[start]

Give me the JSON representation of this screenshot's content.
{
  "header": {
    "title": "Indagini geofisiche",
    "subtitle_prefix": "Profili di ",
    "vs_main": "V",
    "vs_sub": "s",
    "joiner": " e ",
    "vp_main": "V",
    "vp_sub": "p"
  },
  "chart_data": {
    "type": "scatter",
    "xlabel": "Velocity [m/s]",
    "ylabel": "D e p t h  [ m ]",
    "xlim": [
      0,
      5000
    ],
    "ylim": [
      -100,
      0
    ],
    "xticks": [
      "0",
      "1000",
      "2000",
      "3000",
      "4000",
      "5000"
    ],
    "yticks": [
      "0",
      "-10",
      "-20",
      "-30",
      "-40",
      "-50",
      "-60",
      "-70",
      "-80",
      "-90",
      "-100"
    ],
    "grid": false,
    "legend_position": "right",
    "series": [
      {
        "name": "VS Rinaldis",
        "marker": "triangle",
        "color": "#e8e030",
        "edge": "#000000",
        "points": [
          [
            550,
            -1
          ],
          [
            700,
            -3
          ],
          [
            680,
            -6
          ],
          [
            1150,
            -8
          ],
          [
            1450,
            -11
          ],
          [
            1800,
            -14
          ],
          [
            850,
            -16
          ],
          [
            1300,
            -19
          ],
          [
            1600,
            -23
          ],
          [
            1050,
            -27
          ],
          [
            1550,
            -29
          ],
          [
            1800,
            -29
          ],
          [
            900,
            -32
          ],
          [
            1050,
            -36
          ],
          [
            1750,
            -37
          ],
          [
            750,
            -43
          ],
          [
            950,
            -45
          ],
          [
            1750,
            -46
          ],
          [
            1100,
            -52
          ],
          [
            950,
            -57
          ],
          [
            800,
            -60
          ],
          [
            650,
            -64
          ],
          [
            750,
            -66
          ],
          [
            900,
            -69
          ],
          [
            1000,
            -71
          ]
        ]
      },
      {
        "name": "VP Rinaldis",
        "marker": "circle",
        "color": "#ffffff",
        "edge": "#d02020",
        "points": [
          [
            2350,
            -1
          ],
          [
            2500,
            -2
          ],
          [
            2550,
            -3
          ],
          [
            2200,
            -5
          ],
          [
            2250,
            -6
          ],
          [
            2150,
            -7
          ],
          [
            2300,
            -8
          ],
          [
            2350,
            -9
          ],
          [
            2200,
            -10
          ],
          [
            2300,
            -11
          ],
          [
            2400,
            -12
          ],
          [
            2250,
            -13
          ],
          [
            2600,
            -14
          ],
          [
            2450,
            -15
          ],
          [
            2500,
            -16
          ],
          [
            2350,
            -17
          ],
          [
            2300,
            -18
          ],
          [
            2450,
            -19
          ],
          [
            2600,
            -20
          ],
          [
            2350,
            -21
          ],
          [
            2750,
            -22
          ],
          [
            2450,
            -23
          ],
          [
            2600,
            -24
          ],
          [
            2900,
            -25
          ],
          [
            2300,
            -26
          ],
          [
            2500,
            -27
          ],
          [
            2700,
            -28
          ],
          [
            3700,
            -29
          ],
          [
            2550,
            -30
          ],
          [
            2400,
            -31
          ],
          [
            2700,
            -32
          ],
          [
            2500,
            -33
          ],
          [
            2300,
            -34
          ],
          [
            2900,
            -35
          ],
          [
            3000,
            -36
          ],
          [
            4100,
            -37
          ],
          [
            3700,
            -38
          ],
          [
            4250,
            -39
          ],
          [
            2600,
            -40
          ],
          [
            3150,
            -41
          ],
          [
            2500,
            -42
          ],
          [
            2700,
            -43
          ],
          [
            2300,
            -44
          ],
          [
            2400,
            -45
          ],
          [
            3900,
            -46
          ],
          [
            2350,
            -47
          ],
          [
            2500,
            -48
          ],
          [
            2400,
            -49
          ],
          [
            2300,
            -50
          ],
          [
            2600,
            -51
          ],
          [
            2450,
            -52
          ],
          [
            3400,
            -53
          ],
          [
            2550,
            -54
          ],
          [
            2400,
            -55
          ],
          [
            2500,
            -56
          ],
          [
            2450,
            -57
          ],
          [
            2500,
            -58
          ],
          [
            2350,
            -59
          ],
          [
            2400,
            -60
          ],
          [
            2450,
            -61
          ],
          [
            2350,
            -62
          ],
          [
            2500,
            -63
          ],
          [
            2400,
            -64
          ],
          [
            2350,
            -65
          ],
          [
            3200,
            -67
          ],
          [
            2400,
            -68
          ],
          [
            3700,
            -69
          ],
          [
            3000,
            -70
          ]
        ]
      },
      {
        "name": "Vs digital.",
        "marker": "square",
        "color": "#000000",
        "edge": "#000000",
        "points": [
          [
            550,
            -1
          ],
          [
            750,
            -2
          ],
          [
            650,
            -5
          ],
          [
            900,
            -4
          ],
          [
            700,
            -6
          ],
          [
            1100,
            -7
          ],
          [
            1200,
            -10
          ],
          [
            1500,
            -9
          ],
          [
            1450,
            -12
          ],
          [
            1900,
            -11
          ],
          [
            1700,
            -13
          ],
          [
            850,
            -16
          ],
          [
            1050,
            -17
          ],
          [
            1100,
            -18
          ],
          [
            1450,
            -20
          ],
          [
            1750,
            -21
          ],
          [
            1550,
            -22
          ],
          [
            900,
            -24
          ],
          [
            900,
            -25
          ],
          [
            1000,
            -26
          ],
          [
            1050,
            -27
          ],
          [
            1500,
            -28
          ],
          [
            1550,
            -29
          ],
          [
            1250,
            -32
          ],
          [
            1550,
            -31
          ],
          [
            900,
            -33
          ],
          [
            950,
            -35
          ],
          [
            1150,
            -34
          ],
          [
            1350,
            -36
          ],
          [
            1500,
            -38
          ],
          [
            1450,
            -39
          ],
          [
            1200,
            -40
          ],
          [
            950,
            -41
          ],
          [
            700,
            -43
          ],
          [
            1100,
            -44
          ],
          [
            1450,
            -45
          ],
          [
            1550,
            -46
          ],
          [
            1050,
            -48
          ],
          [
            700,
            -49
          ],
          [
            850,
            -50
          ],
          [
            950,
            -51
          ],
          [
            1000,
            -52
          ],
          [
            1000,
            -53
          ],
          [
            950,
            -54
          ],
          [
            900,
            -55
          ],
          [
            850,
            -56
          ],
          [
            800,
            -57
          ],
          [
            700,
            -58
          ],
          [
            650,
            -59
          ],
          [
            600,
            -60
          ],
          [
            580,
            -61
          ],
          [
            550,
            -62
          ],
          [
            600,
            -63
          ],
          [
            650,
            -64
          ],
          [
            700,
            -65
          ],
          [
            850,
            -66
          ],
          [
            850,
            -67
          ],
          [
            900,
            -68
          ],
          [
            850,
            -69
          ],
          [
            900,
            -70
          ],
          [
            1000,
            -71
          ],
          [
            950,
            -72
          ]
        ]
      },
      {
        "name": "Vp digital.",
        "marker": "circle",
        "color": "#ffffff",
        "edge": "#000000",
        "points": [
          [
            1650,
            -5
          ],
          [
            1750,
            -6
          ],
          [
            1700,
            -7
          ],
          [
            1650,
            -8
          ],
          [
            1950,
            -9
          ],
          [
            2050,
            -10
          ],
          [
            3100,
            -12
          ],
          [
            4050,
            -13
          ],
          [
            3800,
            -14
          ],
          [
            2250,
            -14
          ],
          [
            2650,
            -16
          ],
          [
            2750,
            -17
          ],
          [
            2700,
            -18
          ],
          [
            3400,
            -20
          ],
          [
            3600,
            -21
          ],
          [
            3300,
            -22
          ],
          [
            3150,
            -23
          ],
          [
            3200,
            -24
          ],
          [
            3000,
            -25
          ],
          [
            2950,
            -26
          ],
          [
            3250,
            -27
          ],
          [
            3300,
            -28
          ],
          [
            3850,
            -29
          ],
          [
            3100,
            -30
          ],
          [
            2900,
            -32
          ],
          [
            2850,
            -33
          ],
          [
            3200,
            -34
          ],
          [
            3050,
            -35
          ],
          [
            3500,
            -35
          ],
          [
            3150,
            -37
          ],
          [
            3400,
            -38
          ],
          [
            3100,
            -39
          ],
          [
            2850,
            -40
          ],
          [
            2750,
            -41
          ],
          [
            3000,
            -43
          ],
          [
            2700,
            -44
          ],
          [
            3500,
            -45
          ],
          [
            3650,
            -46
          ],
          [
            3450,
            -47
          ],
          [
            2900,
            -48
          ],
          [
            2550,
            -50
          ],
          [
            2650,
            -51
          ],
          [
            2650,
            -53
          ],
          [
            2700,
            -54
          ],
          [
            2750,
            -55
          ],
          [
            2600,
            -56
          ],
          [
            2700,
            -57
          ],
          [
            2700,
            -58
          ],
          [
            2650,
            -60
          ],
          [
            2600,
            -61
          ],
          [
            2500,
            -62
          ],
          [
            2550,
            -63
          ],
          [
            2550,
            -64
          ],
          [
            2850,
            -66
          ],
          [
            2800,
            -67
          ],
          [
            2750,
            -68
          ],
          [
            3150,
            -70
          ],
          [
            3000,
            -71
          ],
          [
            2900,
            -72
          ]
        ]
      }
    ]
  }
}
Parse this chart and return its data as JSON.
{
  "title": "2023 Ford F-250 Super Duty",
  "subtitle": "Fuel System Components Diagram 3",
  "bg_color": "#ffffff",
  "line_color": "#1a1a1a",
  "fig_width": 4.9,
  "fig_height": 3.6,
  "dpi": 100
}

[end]

**What to do:**
For this exercise, please retype exactly the lines in the listing from the line with "Parse this chart and return its data as JSON." through its last line, both ends included.

**Exercise solution:**
Parse this chart and return its data as JSON.
{
  "title": "2023 Ford F-250 Super Duty",
  "subtitle": "Fuel System Components Diagram 3",
  "bg_color": "#ffffff",
  "line_color": "#1a1a1a",
  "fig_width": 4.9,
  "fig_height": 3.6,
  "dpi": 100
}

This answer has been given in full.